■ **DATA RECORDS**
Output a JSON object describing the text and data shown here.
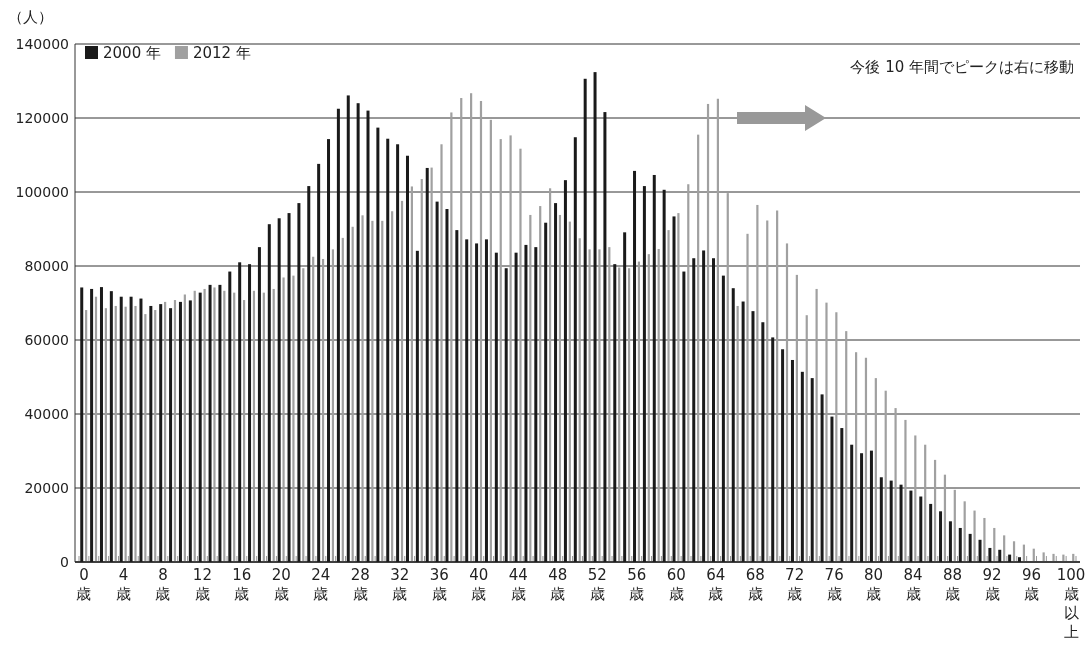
{
  "chart_data": {
    "type": "bar",
    "ylabel": "（人）",
    "categories": [
      "0歳",
      null,
      null,
      null,
      "4歳",
      null,
      null,
      null,
      "8歳",
      null,
      null,
      null,
      "12歳",
      null,
      null,
      null,
      "16歳",
      null,
      null,
      null,
      "20歳",
      null,
      null,
      null,
      "24歳",
      null,
      null,
      null,
      "28歳",
      null,
      null,
      null,
      "32歳",
      null,
      null,
      null,
      "36歳",
      null,
      null,
      null,
      "40歳",
      null,
      null,
      null,
      "44歳",
      null,
      null,
      null,
      "48歳",
      null,
      null,
      null,
      "52歳",
      null,
      null,
      null,
      "56歳",
      null,
      null,
      null,
      "60歳",
      null,
      null,
      null,
      "64歳",
      null,
      null,
      null,
      "68歳",
      null,
      null,
      null,
      "72歳",
      null,
      null,
      null,
      "76歳",
      null,
      null,
      null,
      "80歳",
      null,
      null,
      null,
      "84歳",
      null,
      null,
      null,
      "88歳",
      null,
      null,
      null,
      "92歳",
      null,
      null,
      null,
      "96歳",
      null,
      null,
      null,
      "100歳以上"
    ],
    "series": [
      {
        "name": "2000 年",
        "color": "#1a1a1a",
        "values": [
          74200,
          73800,
          74300,
          73200,
          71700,
          71700,
          71200,
          69200,
          69700,
          68600,
          70300,
          70700,
          72800,
          74900,
          74900,
          78500,
          81000,
          80500,
          85100,
          91300,
          92900,
          94300,
          97000,
          101600,
          107600,
          114300,
          122500,
          126100,
          124000,
          122000,
          117400,
          114400,
          112900,
          109800,
          84100,
          106500,
          97400,
          95400,
          89700,
          87200,
          86100,
          87200,
          83600,
          79400,
          83600,
          85700,
          85100,
          91700,
          97000,
          103200,
          114800,
          130600,
          132400,
          121600,
          80500,
          89100,
          105700,
          101600,
          104600,
          100600,
          93400,
          78500,
          82100,
          84200,
          82100,
          77400,
          74000,
          70400,
          67800,
          64800,
          60700,
          57500,
          54600,
          51400,
          49700,
          45300,
          39300,
          36200,
          31700,
          29400,
          30100,
          22900,
          22000,
          20900,
          19300,
          17700,
          15700,
          13700,
          11000,
          9200,
          7600,
          6000,
          3800,
          3300,
          2000,
          1300,
          null,
          null,
          null,
          null,
          null
        ]
      },
      {
        "name": "2012 年",
        "color": "#a0a0a0",
        "values": [
          68100,
          71700,
          68600,
          69200,
          69000,
          69200,
          67000,
          68100,
          70300,
          70800,
          72300,
          73300,
          73800,
          74200,
          73300,
          72800,
          70800,
          73300,
          72800,
          73800,
          76900,
          77400,
          79400,
          82500,
          81900,
          84500,
          87600,
          90600,
          93700,
          92200,
          92200,
          94800,
          97600,
          101500,
          103500,
          106600,
          112900,
          121500,
          125400,
          126700,
          124600,
          119500,
          114300,
          115300,
          111700,
          93800,
          96200,
          101000,
          93800,
          92000,
          87500,
          84500,
          84500,
          85100,
          79600,
          79400,
          81200,
          83200,
          84600,
          89700,
          94300,
          102100,
          115500,
          123800,
          125200,
          99700,
          69200,
          88700,
          96500,
          92300,
          95000,
          86100,
          77600,
          66700,
          73800,
          70100,
          67500,
          62400,
          56700,
          55200,
          49700,
          46300,
          41600,
          38400,
          34200,
          31700,
          27600,
          23600,
          19500,
          16400,
          13900,
          11900,
          9200,
          7200,
          5600,
          4700,
          3600,
          2600,
          2200,
          2000,
          2200
        ]
      }
    ],
    "ylim": [
      0,
      140000
    ],
    "yticks": [
      0,
      20000,
      40000,
      60000,
      80000,
      100000,
      120000,
      140000
    ],
    "grid": "y",
    "legend": "top left",
    "annotations": [
      "今後 10 年間でピークは右に移動"
    ]
  }
}
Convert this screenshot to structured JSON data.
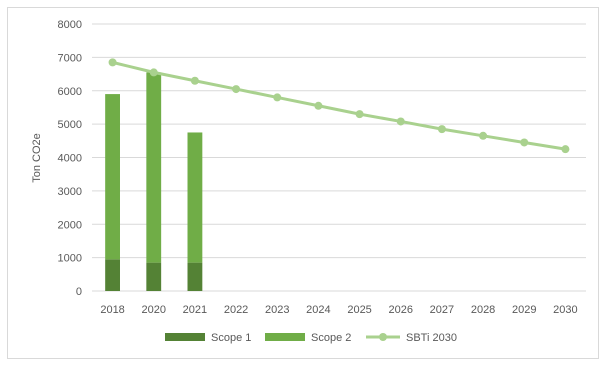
{
  "chart_data": {
    "type": "bar",
    "stacked": true,
    "title": "",
    "xlabel": "",
    "ylabel": "Ton CO2e",
    "ylim": [
      0,
      8000
    ],
    "yticks": [
      0,
      1000,
      2000,
      3000,
      4000,
      5000,
      6000,
      7000,
      8000
    ],
    "categories": [
      "2018",
      "2020",
      "2021",
      "2022",
      "2023",
      "2024",
      "2025",
      "2026",
      "2027",
      "2028",
      "2029",
      "2030"
    ],
    "grid": true,
    "legend_position": "bottom",
    "series": [
      {
        "name": "Scope 1",
        "kind": "bar",
        "color": "#548235",
        "values": [
          950,
          850,
          850,
          null,
          null,
          null,
          null,
          null,
          null,
          null,
          null,
          null
        ]
      },
      {
        "name": "Scope 2",
        "kind": "bar",
        "color": "#70ad47",
        "values": [
          4950,
          5700,
          3900,
          null,
          null,
          null,
          null,
          null,
          null,
          null,
          null,
          null
        ]
      },
      {
        "name": "SBTi 2030",
        "kind": "line",
        "color": "#a9d18e",
        "values": [
          6850,
          6550,
          6300,
          6050,
          5800,
          5550,
          5300,
          5080,
          4850,
          4650,
          4450,
          4250
        ]
      }
    ]
  }
}
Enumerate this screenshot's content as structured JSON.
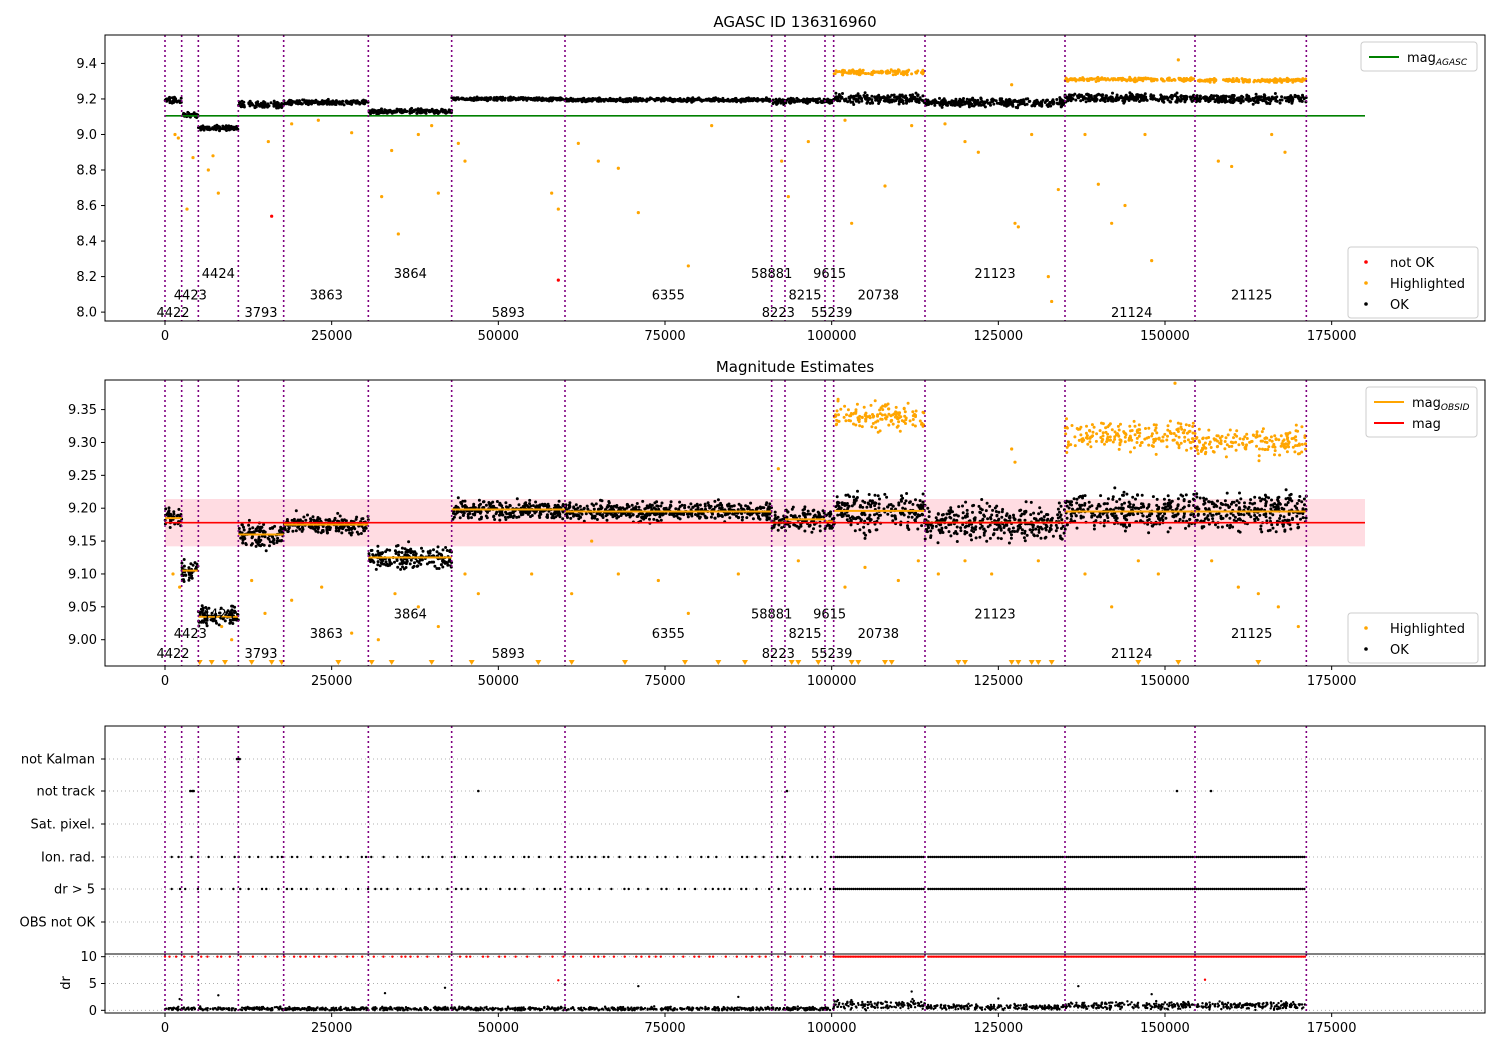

■ **TASK STATEMENT**
Quote every entry exactly, with the pictures omitted.

■ **OUTPUT**
Output a JSON object describing the text and data shown here.
{
  "chart_data": {
    "type": "bar",
    "ylabel": "（人）",
    "categories": [
      "0歳",
      null,
      null,
      null,
      "4歳",
      null,
      null,
      null,
      "8歳",
      null,
      null,
      null,
      "12歳",
      null,
      null,
      null,
      "16歳",
      null,
      null,
      null,
      "20歳",
      null,
      null,
      null,
      "24歳",
      null,
      null,
      null,
      "28歳",
      null,
      null,
      null,
      "32歳",
      null,
      null,
      null,
      "36歳",
      null,
      null,
      null,
      "40歳",
      null,
      null,
      null,
      "44歳",
      null,
      null,
      null,
      "48歳",
      null,
      null,
      null,
      "52歳",
      null,
      null,
      null,
      "56歳",
      null,
      null,
      null,
      "60歳",
      null,
      null,
      null,
      "64歳",
      null,
      null,
      null,
      "68歳",
      null,
      null,
      null,
      "72歳",
      null,
      null,
      null,
      "76歳",
      null,
      null,
      null,
      "80歳",
      null,
      null,
      null,
      "84歳",
      null,
      null,
      null,
      "88歳",
      null,
      null,
      null,
      "92歳",
      null,
      null,
      null,
      "96歳",
      null,
      null,
      null,
      "100歳以上"
    ],
    "series": [
      {
        "name": "2000 年",
        "color": "#1a1a1a",
        "values": [
          74200,
          73800,
          74300,
          73200,
          71700,
          71700,
          71200,
          69200,
          69700,
          68600,
          70300,
          70700,
          72800,
          74900,
          74900,
          78500,
          81000,
          80500,
          85100,
          91300,
          92900,
          94300,
          97000,
          101600,
          107600,
          114300,
          122500,
          126100,
          124000,
          122000,
          117400,
          114400,
          112900,
          109800,
          84100,
          106500,
          97400,
          95400,
          89700,
          87200,
          86100,
          87200,
          83600,
          79400,
          83600,
          85700,
          85100,
          91700,
          97000,
          103200,
          114800,
          130600,
          132400,
          121600,
          80500,
          89100,
          105700,
          101600,
          104600,
          100600,
          93400,
          78500,
          82100,
          84200,
          82100,
          77400,
          74000,
          70400,
          67800,
          64800,
          60700,
          57500,
          54600,
          51400,
          49700,
          45300,
          39300,
          36200,
          31700,
          29400,
          30100,
          22900,
          22000,
          20900,
          19300,
          17700,
          15700,
          13700,
          11000,
          9200,
          7600,
          6000,
          3800,
          3300,
          2000,
          1300,
          null,
          null,
          null,
          null,
          null
        ]
      },
      {
        "name": "2012 年",
        "color": "#a0a0a0",
        "values": [
          68100,
          71700,
          68600,
          69200,
          69000,
          69200,
          67000,
          68100,
          70300,
          70800,
          72300,
          73300,
          73800,
          74200,
          73300,
          72800,
          70800,
          73300,
          72800,
          73800,
          76900,
          77400,
          79400,
          82500,
          81900,
          84500,
          87600,
          90600,
          93700,
          92200,
          92200,
          94800,
          97600,
          101500,
          103500,
          106600,
          112900,
          121500,
          125400,
          126700,
          124600,
          119500,
          114300,
          115300,
          111700,
          93800,
          96200,
          101000,
          93800,
          92000,
          87500,
          84500,
          84500,
          85100,
          79600,
          79400,
          81200,
          83200,
          84600,
          89700,
          94300,
          102100,
          115500,
          123800,
          125200,
          99700,
          69200,
          88700,
          96500,
          92300,
          95000,
          86100,
          77600,
          66700,
          73800,
          70100,
          67500,
          62400,
          56700,
          55200,
          49700,
          46300,
          41600,
          38400,
          34200,
          31700,
          27600,
          23600,
          19500,
          16400,
          13900,
          11900,
          9200,
          7200,
          5600,
          4700,
          3600,
          2600,
          2200,
          2000,
          2200
        ]
      }
    ],
    "ylim": [
      0,
      140000
    ],
    "yticks": [
      0,
      20000,
      40000,
      60000,
      80000,
      100000,
      120000,
      140000
    ],
    "grid": "y",
    "legend": "top left",
    "annotations": [
      "今後 10 年間でピークは右に移動"
    ]
  }
}
Convert this screenshot to structured JSON data.
{
  "chart_data": {
    "type": "bar",
    "stacked": true,
    "title": "",
    "xlabel": "",
    "ylabel": "Ton CO2e",
    "ylim": [
      0,
      8000
    ],
    "yticks": [
      0,
      1000,
      2000,
      3000,
      4000,
      5000,
      6000,
      7000,
      8000
    ],
    "categories": [
      "2018",
      "2020",
      "2021",
      "2022",
      "2023",
      "2024",
      "2025",
      "2026",
      "2027",
      "2028",
      "2029",
      "2030"
    ],
    "grid": true,
    "legend_position": "bottom",
    "series": [
      {
        "name": "Scope 1",
        "kind": "bar",
        "color": "#548235",
        "values": [
          950,
          850,
          850,
          null,
          null,
          null,
          null,
          null,
          null,
          null,
          null,
          null
        ]
      },
      {
        "name": "Scope 2",
        "kind": "bar",
        "color": "#70ad47",
        "values": [
          4950,
          5700,
          3900,
          null,
          null,
          null,
          null,
          null,
          null,
          null,
          null,
          null
        ]
      },
      {
        "name": "SBTi 2030",
        "kind": "line",
        "color": "#a9d18e",
        "values": [
          6850,
          6550,
          6300,
          6050,
          5800,
          5550,
          5300,
          5080,
          4850,
          4650,
          4450,
          4250
        ]
      }
    ]
  }
}
Enumerate this screenshot's content as structured JSON.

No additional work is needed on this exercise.